DIRECTIONS:
Leave out the pictures and copy everything else below exactly.

----

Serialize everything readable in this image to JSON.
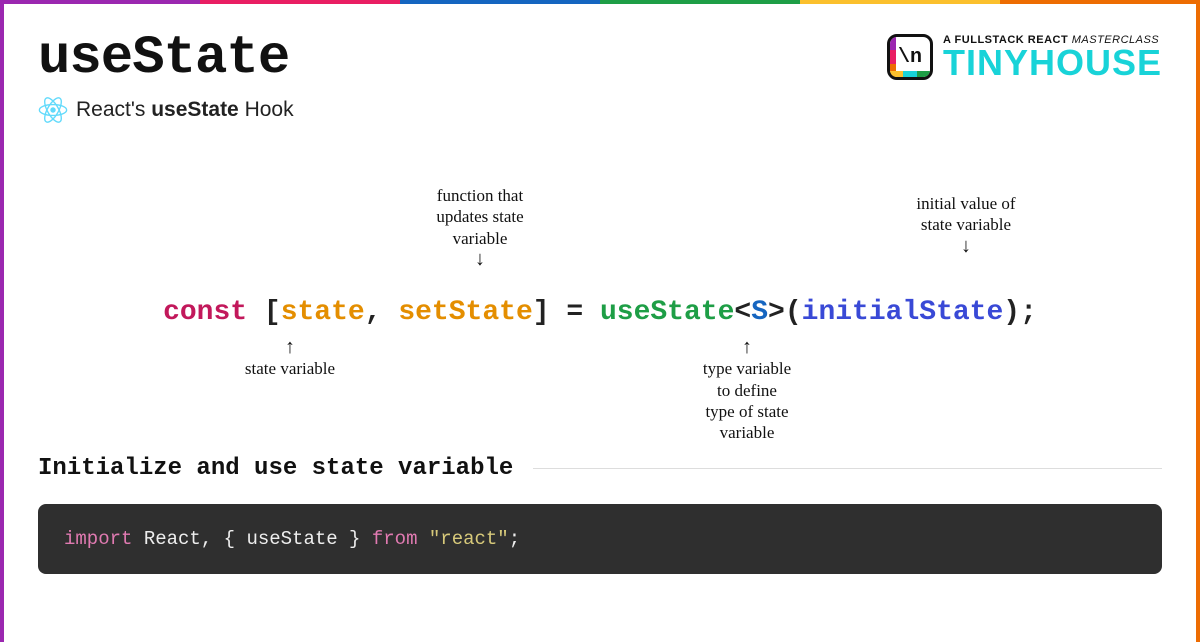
{
  "header": {
    "title": "useState",
    "subtitle_prefix": "React's ",
    "subtitle_bold": "useState",
    "subtitle_suffix": " Hook"
  },
  "brand": {
    "overline_bold": "A FULLSTACK REACT ",
    "overline_thin": "MASTERCLASS",
    "name": "TINYHOUSE",
    "logo_glyph": "\\n",
    "stripe_colors": [
      "#9b27b0",
      "#e91e63",
      "#ed6c02",
      "#fbc02d",
      "#18d3d8",
      "#1e9e46"
    ]
  },
  "diagram": {
    "annot_top_left": "function that\nupdates state\nvariable",
    "annot_top_right": "initial value of\nstate variable",
    "annot_bottom_left": "state variable",
    "annot_bottom_right": "type variable\nto define\ntype of state\nvariable",
    "tokens": {
      "const": "const",
      "open": " [",
      "state": "state",
      "comma": ", ",
      "setState": "setState",
      "close": "] ",
      "equals": "= ",
      "useState": "useState",
      "lt": "<",
      "S": "S",
      "gt": ">",
      "lparen": "(",
      "initialState": "initialState",
      "rparen": ")",
      "semi": ";"
    }
  },
  "section": {
    "title": "Initialize and use state variable"
  },
  "code": {
    "import_kw": "import",
    "react": " React, { useState } ",
    "from_kw": "from",
    "space": " ",
    "module": "\"react\"",
    "semi": ";"
  },
  "colors": {
    "top_stripes": [
      "#9b27b0",
      "#e91e63",
      "#1565c0",
      "#1e9e46",
      "#fbc02d",
      "#ed6c02"
    ]
  }
}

----

WRITTEN RESPONSE:
Serialize everything readable in this image to JSON.
{
  "header": {
    "title": "useState",
    "subtitle_prefix": "React's ",
    "subtitle_bold": "useState",
    "subtitle_suffix": " Hook"
  },
  "brand": {
    "overline_bold": "A FULLSTACK REACT ",
    "overline_thin": "MASTERCLASS",
    "name": "TINYHOUSE",
    "logo_glyph": "\\n",
    "stripe_colors": [
      "#9b27b0",
      "#e91e63",
      "#ed6c02",
      "#fbc02d",
      "#18d3d8",
      "#1e9e46"
    ]
  },
  "diagram": {
    "annot_top_left": "function that\nupdates state\nvariable",
    "annot_top_right": "initial value of\nstate variable",
    "annot_bottom_left": "state variable",
    "annot_bottom_right": "type variable\nto define\ntype of state\nvariable",
    "tokens": {
      "const": "const",
      "open": " [",
      "state": "state",
      "comma": ", ",
      "setState": "setState",
      "close": "] ",
      "equals": "= ",
      "useState": "useState",
      "lt": "<",
      "S": "S",
      "gt": ">",
      "lparen": "(",
      "initialState": "initialState",
      "rparen": ")",
      "semi": ";"
    }
  },
  "section": {
    "title": "Initialize and use state variable"
  },
  "code": {
    "import_kw": "import",
    "react": " React, { useState } ",
    "from_kw": "from",
    "space": " ",
    "module": "\"react\"",
    "semi": ";"
  },
  "colors": {
    "top_stripes": [
      "#9b27b0",
      "#e91e63",
      "#1565c0",
      "#1e9e46",
      "#fbc02d",
      "#ed6c02"
    ]
  }
}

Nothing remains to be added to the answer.